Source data
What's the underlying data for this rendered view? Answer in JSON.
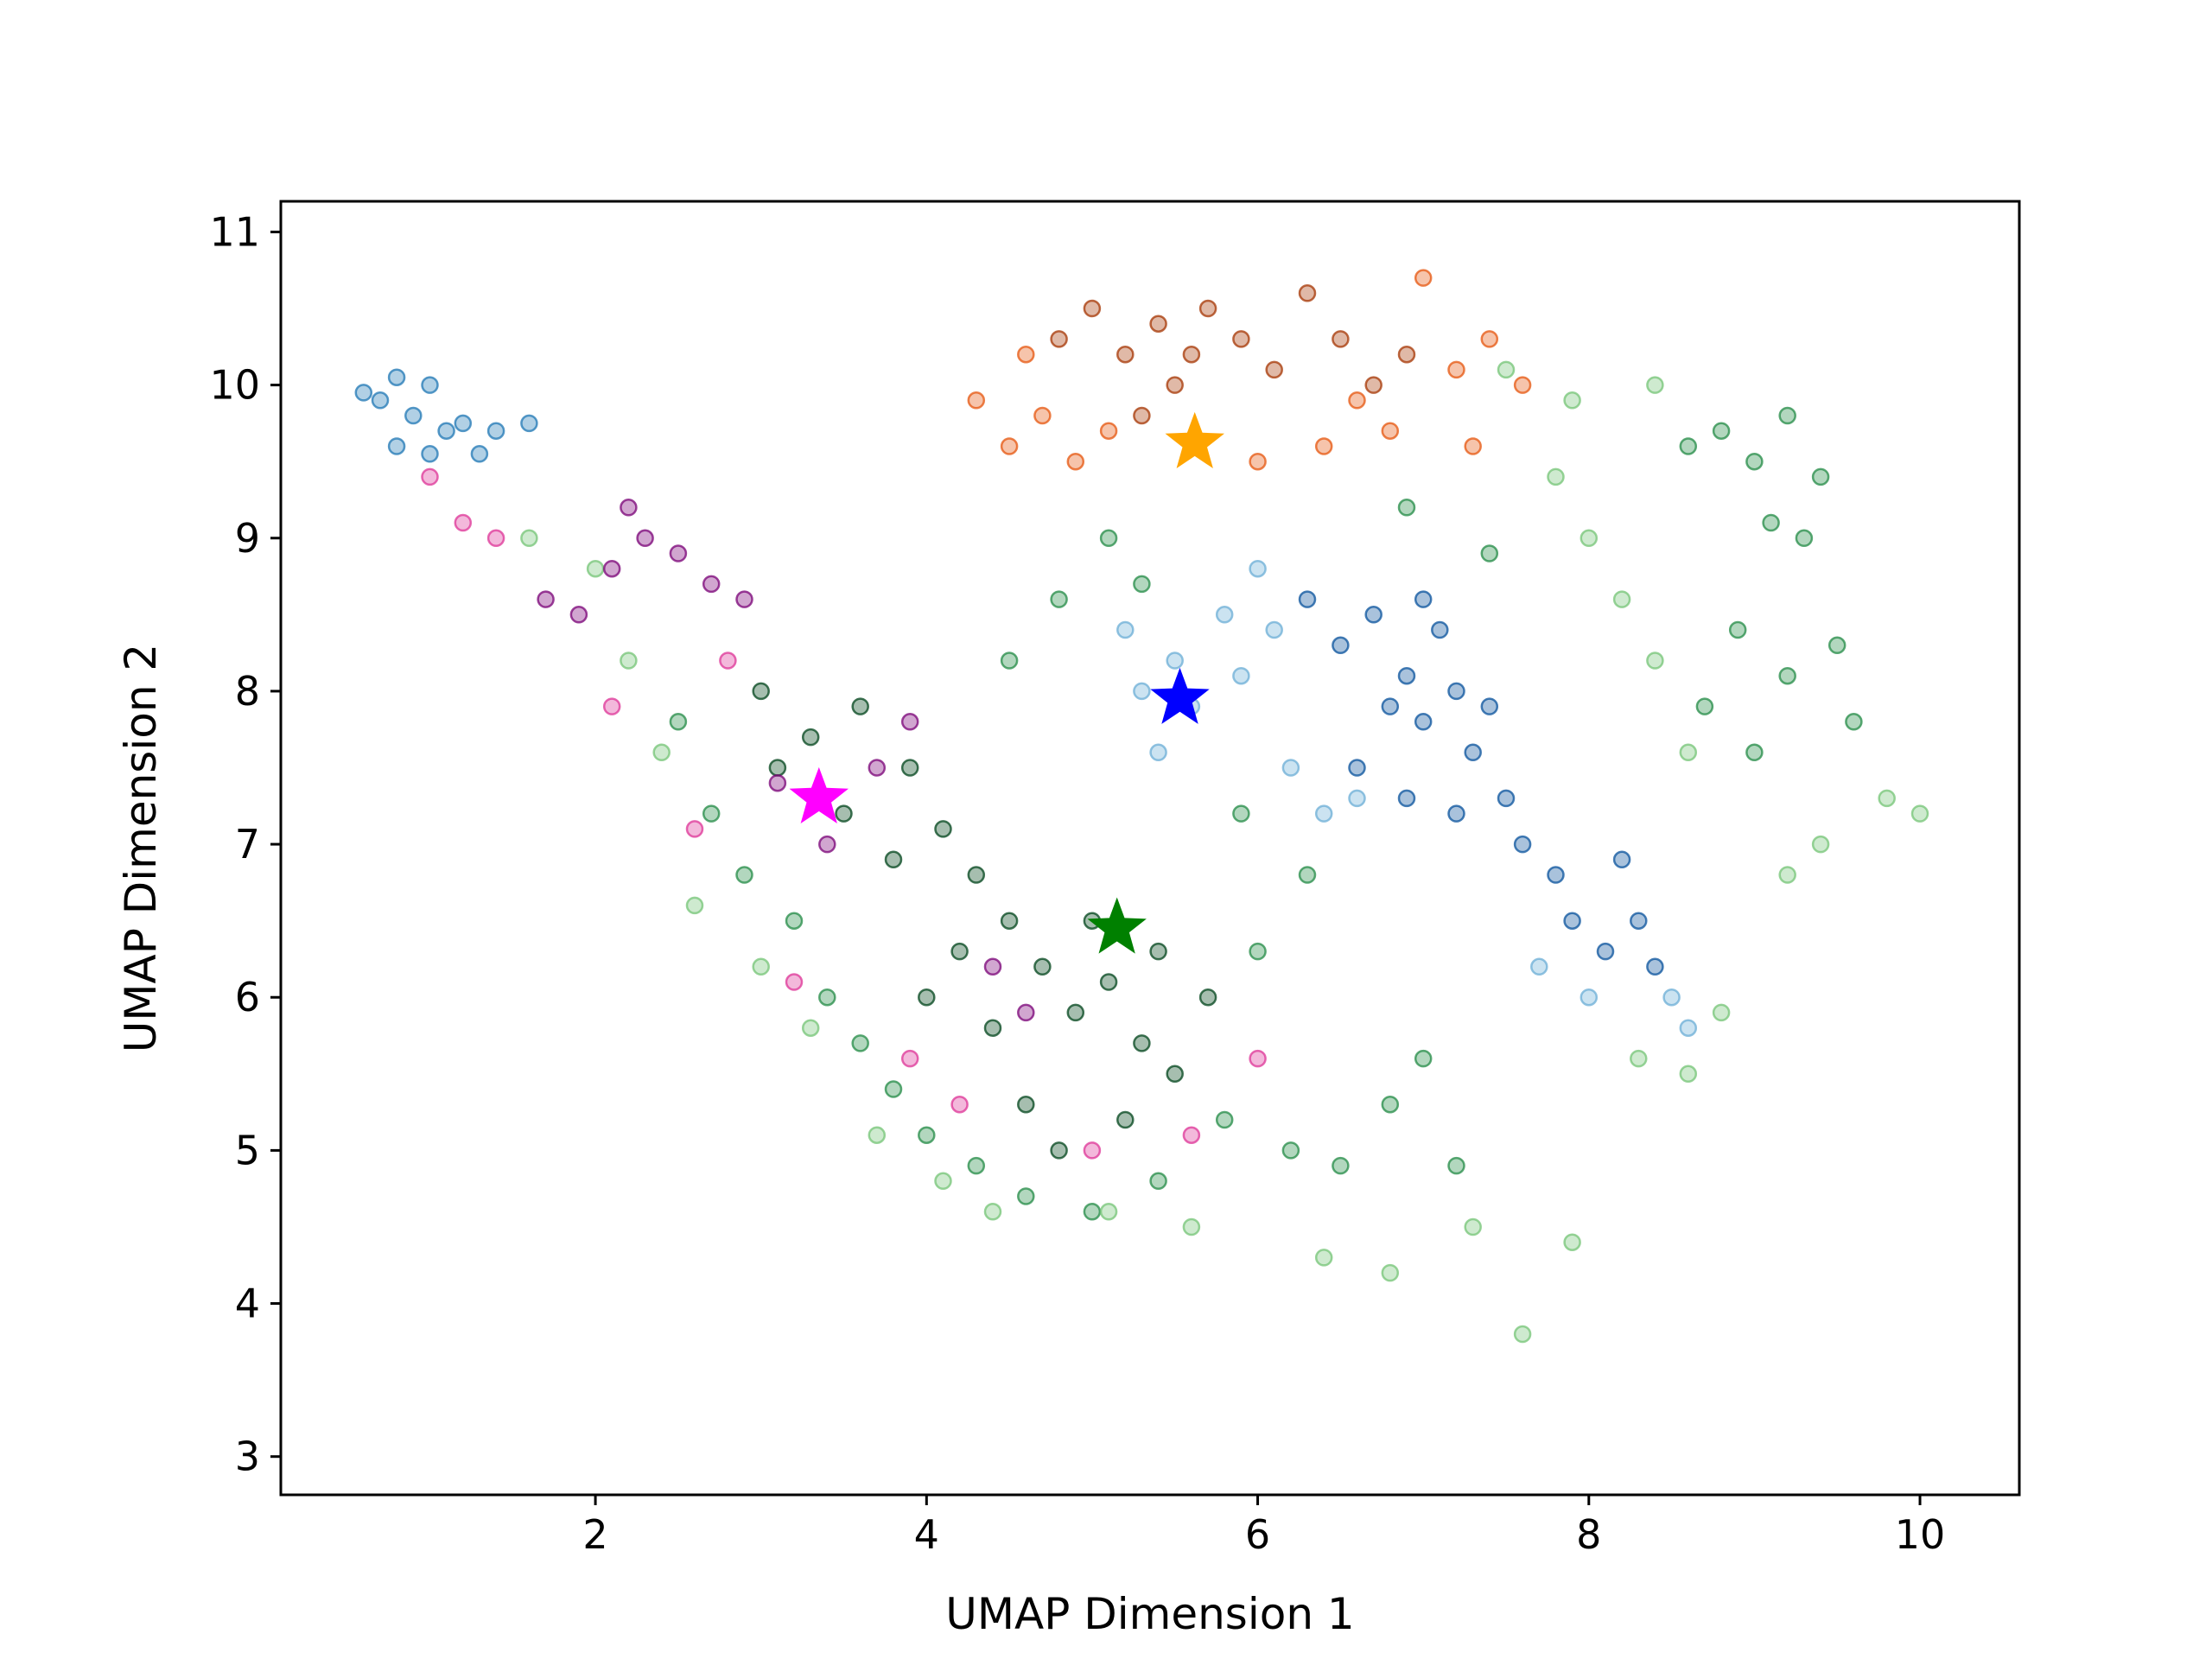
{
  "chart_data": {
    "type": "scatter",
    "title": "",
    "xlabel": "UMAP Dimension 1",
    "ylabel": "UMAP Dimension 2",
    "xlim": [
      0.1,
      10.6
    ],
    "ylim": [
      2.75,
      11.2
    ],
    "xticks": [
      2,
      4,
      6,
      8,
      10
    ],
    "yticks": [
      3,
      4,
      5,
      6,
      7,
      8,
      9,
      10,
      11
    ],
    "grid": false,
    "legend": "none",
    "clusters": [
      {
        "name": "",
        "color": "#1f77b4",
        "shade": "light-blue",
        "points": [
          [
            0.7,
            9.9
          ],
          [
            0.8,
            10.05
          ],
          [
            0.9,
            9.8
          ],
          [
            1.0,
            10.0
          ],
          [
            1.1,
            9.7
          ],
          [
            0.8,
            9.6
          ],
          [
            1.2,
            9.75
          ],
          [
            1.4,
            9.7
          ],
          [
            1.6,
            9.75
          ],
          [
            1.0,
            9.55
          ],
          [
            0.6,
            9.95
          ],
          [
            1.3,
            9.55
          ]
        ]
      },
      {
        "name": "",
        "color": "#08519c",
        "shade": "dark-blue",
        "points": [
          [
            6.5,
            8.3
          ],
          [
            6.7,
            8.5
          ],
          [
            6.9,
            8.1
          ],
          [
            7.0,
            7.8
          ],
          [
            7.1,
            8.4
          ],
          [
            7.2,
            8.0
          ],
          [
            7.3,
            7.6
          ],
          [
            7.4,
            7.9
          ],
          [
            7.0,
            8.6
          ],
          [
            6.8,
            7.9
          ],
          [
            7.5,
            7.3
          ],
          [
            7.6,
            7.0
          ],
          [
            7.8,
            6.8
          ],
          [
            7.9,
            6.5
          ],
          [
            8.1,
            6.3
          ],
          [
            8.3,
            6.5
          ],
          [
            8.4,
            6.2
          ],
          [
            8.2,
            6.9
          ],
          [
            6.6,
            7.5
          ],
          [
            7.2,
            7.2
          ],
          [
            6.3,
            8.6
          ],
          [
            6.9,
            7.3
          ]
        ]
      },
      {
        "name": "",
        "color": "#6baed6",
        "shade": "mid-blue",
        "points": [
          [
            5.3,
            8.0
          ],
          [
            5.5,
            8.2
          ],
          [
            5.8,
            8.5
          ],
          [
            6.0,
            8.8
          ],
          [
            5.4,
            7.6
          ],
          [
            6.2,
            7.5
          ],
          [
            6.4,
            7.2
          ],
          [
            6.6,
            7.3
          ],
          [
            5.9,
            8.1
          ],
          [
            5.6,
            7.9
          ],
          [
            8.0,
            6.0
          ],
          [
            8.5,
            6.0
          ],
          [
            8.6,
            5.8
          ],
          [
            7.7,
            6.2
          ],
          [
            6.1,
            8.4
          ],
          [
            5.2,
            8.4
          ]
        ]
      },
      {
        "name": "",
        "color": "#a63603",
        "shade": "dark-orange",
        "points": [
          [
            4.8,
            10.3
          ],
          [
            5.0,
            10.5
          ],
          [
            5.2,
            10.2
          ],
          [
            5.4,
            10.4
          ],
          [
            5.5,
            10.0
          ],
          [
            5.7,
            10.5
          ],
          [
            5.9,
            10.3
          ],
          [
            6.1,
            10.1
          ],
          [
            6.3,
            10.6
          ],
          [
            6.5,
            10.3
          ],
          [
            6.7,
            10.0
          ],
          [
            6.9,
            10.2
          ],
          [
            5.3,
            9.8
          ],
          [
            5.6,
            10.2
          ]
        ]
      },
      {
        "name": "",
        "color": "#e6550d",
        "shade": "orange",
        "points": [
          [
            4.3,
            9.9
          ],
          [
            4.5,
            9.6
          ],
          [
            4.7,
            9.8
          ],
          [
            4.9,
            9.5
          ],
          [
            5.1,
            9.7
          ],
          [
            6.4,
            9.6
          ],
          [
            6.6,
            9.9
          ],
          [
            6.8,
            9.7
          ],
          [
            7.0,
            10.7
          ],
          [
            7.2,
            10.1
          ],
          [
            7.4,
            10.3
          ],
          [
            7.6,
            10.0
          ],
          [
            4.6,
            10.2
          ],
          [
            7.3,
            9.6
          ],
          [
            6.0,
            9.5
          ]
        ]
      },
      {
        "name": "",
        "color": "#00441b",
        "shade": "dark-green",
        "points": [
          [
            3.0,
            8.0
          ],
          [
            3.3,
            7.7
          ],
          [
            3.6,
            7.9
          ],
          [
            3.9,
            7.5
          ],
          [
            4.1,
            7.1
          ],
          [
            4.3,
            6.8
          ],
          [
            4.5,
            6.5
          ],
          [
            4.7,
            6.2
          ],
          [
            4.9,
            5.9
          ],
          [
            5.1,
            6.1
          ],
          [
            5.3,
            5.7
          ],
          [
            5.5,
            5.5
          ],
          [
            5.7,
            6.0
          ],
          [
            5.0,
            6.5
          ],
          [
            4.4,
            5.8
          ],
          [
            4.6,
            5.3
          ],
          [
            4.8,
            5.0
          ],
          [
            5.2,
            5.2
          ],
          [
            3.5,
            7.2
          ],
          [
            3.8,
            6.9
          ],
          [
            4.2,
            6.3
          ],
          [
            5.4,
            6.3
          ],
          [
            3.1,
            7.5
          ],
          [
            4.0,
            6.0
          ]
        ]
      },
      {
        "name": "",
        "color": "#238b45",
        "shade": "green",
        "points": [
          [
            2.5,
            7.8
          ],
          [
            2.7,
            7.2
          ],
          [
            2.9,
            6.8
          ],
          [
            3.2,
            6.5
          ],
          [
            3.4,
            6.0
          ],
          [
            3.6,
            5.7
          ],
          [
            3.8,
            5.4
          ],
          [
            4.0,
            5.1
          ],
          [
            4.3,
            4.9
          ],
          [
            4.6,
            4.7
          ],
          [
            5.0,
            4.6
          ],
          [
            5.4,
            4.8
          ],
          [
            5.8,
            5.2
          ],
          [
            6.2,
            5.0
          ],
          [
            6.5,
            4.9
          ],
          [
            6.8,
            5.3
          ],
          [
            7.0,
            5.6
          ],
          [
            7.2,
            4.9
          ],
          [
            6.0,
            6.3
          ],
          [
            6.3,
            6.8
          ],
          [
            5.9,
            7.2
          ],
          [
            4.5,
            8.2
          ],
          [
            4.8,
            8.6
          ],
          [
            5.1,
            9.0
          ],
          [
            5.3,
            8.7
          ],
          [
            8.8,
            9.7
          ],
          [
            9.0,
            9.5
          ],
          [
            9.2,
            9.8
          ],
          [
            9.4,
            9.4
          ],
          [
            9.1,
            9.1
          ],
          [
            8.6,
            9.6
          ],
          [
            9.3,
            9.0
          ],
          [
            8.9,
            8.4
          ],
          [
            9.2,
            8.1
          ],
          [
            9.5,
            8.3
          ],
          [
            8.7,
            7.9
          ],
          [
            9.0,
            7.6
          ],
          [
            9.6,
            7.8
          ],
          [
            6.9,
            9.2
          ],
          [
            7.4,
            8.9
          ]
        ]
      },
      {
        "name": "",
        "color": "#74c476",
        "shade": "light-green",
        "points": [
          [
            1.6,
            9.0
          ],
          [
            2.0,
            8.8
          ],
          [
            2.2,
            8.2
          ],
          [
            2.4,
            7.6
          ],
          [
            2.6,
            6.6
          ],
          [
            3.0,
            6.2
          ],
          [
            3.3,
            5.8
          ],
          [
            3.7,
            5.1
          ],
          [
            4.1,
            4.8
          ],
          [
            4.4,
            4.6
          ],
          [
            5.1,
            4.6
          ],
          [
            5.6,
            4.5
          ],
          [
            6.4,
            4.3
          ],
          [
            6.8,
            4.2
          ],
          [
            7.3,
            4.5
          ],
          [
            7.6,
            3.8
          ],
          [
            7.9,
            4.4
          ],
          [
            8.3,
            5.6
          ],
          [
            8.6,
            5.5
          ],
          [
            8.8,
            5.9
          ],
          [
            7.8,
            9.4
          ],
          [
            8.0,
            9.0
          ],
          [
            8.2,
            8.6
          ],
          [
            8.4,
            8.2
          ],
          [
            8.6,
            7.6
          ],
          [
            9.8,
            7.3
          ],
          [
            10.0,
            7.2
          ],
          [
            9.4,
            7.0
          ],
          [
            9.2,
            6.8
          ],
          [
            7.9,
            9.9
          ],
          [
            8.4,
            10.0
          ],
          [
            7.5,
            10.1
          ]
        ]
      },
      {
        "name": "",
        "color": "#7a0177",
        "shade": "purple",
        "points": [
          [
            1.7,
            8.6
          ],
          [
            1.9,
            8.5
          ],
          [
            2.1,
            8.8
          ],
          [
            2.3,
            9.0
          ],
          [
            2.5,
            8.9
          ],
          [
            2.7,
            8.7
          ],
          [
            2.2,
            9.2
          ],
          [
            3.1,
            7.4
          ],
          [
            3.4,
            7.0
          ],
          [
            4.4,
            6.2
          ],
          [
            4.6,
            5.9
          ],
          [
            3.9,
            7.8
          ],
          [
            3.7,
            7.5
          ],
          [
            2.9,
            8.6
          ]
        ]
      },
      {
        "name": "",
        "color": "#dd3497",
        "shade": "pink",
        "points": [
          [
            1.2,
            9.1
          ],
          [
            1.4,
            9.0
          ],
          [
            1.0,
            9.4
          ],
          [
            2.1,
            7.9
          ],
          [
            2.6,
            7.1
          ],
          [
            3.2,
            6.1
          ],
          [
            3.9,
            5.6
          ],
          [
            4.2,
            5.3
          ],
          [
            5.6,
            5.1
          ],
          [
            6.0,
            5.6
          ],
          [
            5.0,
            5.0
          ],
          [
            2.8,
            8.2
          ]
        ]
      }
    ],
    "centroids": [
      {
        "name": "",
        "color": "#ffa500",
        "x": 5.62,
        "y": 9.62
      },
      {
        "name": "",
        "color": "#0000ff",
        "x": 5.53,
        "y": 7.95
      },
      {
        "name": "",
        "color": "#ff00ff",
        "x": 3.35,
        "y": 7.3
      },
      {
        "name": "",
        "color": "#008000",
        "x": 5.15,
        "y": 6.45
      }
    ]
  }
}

*GOAL*
Look through the entries above and list every line containing "Dimension".

*WRITTEN RESPONSE*
    "xlabel": "UMAP Dimension 1",
    "ylabel": "UMAP Dimension 2",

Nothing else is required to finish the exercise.